■ WHAT THE EXERCISE ASKS: Pull out every line of the material, from the start down to and including the line containing "cell-cert: SG20191100 <box>620", and reproduce each one verbatim.

■ DATASET RECORDS:
---+---

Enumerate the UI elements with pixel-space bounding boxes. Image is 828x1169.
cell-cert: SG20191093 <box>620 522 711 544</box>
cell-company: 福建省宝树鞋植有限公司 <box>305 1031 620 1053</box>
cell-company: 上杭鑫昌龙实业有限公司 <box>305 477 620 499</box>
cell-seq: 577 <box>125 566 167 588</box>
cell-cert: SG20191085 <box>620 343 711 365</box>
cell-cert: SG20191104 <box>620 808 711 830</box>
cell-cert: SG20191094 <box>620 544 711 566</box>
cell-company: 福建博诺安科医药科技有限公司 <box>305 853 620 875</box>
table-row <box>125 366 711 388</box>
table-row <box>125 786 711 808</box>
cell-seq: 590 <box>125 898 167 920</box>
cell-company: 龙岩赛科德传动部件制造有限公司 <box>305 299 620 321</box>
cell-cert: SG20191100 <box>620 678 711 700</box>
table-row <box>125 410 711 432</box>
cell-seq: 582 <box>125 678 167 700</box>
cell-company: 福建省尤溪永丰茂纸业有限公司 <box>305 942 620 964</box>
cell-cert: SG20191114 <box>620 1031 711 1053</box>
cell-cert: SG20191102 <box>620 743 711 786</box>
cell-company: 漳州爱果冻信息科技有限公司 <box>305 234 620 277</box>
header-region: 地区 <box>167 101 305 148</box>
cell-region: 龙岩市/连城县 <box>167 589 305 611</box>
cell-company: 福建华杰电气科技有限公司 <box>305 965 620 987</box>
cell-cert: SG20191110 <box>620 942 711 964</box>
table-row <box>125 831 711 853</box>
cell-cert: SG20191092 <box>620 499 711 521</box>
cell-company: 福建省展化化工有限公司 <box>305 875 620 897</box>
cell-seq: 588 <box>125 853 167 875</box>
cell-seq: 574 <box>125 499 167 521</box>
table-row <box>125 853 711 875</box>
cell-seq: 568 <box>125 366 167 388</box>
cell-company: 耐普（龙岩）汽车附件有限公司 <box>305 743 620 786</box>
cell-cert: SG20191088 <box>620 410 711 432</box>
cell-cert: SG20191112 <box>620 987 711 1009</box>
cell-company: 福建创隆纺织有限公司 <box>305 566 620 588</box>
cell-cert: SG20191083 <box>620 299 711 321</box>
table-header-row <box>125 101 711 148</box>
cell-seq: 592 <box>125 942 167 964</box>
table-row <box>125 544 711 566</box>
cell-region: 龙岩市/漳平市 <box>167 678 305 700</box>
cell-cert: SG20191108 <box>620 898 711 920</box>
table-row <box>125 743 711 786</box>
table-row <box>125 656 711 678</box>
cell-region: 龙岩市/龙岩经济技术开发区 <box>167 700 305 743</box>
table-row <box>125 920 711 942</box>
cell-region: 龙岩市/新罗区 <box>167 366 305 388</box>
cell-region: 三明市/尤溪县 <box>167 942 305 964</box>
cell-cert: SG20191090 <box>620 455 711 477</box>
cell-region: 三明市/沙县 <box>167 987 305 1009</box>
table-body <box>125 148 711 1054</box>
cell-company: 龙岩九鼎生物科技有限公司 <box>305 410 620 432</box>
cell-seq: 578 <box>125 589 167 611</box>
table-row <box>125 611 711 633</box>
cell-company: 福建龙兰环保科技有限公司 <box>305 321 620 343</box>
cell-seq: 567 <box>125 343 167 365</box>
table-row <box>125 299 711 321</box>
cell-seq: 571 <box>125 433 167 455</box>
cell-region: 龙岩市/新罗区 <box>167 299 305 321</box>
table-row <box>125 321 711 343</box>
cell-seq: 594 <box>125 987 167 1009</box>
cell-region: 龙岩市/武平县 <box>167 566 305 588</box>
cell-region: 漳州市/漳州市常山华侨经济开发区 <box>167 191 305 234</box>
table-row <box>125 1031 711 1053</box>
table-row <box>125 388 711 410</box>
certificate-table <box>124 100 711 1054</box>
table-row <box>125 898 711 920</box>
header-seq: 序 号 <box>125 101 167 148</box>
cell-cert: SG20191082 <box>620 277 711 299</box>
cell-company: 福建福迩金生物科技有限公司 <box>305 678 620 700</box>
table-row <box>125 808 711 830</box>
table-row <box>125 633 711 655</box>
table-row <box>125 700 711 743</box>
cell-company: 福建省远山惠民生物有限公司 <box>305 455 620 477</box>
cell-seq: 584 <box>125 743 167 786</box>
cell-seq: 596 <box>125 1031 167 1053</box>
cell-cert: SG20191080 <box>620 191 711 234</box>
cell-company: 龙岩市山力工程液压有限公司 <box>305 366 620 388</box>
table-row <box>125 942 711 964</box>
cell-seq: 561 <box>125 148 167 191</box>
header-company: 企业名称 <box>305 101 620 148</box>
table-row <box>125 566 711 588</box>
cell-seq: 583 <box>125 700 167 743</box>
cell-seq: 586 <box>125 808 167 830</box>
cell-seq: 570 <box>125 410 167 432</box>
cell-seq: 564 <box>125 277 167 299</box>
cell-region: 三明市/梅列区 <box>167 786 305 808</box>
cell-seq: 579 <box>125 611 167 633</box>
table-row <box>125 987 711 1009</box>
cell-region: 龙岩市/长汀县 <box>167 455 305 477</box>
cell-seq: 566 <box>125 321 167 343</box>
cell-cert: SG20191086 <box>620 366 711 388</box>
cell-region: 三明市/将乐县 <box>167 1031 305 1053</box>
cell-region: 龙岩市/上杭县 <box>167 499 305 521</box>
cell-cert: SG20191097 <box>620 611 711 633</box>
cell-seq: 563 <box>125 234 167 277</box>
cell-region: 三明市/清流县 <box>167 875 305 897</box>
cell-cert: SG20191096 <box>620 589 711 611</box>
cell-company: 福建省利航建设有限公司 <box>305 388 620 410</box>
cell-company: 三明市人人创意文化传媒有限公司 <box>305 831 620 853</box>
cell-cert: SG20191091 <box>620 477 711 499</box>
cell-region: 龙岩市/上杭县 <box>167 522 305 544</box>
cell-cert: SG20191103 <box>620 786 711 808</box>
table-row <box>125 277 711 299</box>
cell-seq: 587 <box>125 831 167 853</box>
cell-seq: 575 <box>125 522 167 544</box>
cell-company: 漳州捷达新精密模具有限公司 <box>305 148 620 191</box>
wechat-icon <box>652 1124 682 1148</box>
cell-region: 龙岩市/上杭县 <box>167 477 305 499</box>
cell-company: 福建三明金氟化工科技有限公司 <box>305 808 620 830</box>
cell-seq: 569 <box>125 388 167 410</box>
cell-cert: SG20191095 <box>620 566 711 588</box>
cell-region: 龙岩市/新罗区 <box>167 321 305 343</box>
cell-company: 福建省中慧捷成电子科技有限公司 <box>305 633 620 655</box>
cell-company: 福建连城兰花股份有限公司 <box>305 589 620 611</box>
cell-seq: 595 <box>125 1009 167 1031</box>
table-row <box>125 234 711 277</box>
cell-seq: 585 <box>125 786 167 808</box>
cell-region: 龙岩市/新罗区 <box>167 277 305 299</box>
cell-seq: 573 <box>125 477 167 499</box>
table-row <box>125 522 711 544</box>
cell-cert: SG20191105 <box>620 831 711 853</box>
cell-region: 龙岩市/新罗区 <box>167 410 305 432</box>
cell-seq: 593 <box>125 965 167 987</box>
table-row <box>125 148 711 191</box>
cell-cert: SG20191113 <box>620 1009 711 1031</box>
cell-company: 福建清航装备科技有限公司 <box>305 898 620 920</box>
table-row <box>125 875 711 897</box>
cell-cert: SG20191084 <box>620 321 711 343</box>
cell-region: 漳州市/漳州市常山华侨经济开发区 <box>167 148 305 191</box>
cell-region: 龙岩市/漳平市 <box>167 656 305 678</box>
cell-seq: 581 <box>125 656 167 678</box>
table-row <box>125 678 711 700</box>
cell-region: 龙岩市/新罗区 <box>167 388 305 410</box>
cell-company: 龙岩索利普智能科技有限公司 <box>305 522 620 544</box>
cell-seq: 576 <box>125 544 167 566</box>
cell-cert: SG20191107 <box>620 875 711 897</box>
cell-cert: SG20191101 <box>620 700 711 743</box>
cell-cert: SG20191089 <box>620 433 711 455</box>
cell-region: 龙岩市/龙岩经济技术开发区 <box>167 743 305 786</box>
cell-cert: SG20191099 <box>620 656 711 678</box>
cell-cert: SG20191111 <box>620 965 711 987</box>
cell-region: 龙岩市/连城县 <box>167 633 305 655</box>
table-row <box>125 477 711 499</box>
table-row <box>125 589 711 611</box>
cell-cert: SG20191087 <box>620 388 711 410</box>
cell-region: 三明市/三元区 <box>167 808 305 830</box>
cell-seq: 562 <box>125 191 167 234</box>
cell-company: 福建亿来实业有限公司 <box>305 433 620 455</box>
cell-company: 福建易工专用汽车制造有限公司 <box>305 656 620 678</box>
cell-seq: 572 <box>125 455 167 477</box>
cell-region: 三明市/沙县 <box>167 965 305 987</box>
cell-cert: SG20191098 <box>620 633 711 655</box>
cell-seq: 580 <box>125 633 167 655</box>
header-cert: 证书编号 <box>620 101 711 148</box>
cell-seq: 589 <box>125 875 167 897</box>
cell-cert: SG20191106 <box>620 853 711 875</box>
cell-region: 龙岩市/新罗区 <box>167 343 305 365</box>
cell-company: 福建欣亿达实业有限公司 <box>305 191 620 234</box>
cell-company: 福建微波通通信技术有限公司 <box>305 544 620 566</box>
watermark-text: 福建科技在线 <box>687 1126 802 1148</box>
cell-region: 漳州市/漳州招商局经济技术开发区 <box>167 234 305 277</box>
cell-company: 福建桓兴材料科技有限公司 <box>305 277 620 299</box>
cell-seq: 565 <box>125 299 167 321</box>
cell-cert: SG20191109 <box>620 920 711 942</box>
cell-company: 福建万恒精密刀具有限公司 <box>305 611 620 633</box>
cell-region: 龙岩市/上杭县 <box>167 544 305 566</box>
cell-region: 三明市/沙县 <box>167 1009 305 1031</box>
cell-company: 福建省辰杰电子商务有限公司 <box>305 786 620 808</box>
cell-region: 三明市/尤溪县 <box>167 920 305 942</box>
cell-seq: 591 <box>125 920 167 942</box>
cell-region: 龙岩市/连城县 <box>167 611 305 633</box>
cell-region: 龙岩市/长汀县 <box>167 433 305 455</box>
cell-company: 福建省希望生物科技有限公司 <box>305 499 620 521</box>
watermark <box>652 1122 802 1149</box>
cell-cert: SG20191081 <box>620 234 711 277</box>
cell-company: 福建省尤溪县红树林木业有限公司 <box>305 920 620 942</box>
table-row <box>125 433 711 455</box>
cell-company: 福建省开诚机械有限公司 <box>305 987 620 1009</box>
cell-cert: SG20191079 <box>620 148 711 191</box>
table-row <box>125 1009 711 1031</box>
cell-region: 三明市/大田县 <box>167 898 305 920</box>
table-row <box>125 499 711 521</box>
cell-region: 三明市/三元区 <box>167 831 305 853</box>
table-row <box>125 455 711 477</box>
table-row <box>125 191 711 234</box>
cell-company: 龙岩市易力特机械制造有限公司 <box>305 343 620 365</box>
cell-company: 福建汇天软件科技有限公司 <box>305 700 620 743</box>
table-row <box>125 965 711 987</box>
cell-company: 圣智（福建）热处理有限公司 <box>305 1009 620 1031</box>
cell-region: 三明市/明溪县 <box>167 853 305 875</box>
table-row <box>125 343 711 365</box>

---+---

■ TASK RESULT:
Enumerate the UI elements with pixel-space bounding boxes. Image is 828x1169.
cell-cert: SG20191093 <box>620 522 711 544</box>
cell-company: 福建省宝树鞋植有限公司 <box>305 1031 620 1053</box>
cell-company: 上杭鑫昌龙实业有限公司 <box>305 477 620 499</box>
cell-seq: 577 <box>125 566 167 588</box>
cell-cert: SG20191085 <box>620 343 711 365</box>
cell-cert: SG20191104 <box>620 808 711 830</box>
cell-cert: SG20191094 <box>620 544 711 566</box>
cell-company: 福建博诺安科医药科技有限公司 <box>305 853 620 875</box>
table-row <box>125 366 711 388</box>
table-row <box>125 786 711 808</box>
cell-seq: 590 <box>125 898 167 920</box>
cell-company: 龙岩赛科德传动部件制造有限公司 <box>305 299 620 321</box>
cell-cert: SG20191100 <box>620 678 711 700</box>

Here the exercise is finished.